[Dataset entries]
:::

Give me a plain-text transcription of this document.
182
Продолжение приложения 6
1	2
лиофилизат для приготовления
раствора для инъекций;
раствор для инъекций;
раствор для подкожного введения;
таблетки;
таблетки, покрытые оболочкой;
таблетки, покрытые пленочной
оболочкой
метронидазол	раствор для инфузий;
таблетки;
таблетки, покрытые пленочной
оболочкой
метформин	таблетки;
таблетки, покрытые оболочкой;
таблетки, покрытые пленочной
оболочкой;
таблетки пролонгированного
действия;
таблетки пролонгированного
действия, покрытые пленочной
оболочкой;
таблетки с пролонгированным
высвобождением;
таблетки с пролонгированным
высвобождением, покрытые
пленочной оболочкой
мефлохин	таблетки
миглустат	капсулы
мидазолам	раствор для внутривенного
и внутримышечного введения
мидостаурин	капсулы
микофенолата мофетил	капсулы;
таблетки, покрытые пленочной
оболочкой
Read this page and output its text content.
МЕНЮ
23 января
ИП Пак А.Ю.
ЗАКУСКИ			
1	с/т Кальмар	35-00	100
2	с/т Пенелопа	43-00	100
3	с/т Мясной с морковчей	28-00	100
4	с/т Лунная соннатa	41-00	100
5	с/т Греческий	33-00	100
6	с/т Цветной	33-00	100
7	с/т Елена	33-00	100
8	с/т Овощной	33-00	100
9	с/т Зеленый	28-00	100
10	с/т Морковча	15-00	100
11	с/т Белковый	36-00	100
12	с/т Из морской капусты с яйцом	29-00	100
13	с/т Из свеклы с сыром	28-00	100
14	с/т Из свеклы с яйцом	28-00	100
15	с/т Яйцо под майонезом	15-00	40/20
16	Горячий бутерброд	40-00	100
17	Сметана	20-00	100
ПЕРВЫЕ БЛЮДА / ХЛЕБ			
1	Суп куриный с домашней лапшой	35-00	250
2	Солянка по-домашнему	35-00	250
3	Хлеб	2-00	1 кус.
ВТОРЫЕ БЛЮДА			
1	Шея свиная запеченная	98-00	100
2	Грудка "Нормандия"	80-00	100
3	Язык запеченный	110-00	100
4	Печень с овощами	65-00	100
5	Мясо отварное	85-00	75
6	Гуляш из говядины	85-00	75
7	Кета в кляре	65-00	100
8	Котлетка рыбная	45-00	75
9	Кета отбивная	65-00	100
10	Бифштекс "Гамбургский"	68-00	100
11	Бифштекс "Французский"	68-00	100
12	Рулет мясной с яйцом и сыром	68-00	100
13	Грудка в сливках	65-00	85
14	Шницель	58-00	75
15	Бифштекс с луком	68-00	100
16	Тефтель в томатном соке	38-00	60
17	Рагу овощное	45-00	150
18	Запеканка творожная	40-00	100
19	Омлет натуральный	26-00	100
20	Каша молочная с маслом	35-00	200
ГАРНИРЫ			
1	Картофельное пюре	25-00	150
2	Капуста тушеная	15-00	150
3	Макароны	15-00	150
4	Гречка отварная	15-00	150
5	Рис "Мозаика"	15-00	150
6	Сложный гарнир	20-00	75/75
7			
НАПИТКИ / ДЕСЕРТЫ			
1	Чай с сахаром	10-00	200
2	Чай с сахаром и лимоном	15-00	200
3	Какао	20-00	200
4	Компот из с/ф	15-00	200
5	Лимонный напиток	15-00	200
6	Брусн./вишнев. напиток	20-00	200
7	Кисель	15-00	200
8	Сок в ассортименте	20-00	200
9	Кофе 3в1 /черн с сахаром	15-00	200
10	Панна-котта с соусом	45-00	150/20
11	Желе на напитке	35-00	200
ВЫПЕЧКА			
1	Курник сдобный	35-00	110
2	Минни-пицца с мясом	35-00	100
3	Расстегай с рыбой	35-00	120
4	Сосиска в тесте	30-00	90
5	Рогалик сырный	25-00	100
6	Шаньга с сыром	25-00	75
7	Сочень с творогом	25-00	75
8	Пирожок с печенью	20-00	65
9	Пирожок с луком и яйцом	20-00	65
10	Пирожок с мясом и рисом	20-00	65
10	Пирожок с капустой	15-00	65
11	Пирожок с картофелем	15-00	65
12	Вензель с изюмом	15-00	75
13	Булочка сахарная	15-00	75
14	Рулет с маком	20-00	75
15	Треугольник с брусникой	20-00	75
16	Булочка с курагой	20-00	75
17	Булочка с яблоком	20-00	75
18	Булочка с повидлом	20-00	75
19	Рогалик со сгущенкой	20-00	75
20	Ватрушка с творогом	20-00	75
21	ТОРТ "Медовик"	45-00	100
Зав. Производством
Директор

:::

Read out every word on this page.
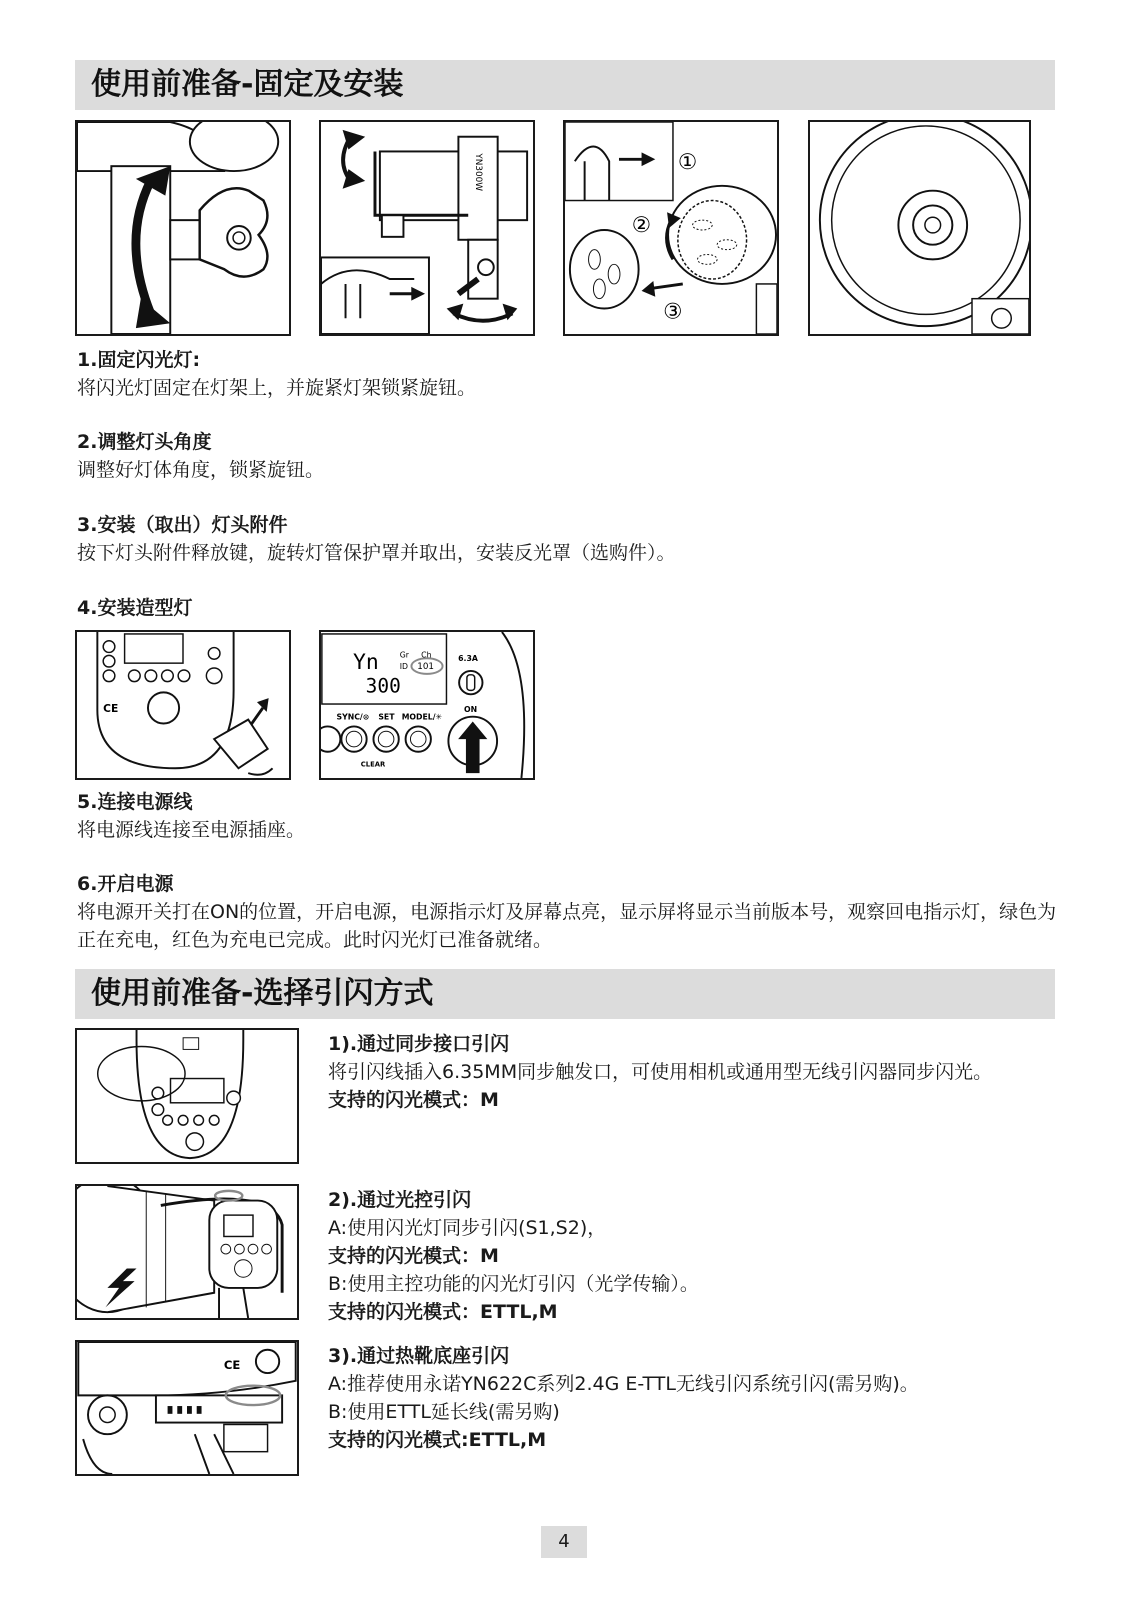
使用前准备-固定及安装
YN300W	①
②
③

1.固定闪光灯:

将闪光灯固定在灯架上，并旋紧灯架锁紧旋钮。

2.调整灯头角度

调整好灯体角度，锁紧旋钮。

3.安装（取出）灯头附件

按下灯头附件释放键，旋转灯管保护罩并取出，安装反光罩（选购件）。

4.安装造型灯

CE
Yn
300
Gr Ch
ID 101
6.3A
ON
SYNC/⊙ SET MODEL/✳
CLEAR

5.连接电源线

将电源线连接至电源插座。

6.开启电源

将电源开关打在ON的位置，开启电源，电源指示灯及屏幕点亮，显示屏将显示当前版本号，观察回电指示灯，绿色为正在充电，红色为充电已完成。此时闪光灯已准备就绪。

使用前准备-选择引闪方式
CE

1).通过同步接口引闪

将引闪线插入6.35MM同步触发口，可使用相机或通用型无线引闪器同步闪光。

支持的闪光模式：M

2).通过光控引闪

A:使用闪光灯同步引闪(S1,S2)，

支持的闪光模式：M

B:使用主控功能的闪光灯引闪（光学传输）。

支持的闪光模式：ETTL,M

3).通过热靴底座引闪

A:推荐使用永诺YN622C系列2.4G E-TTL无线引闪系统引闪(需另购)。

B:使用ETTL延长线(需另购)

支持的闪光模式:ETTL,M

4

:::

From the data, collect all lines where the string "мясом" appears.

*CORRECT ANSWER:*
2	Минни-пицца с мясом	35-00	100
10	Пирожок с мясом и рисом	20-00	65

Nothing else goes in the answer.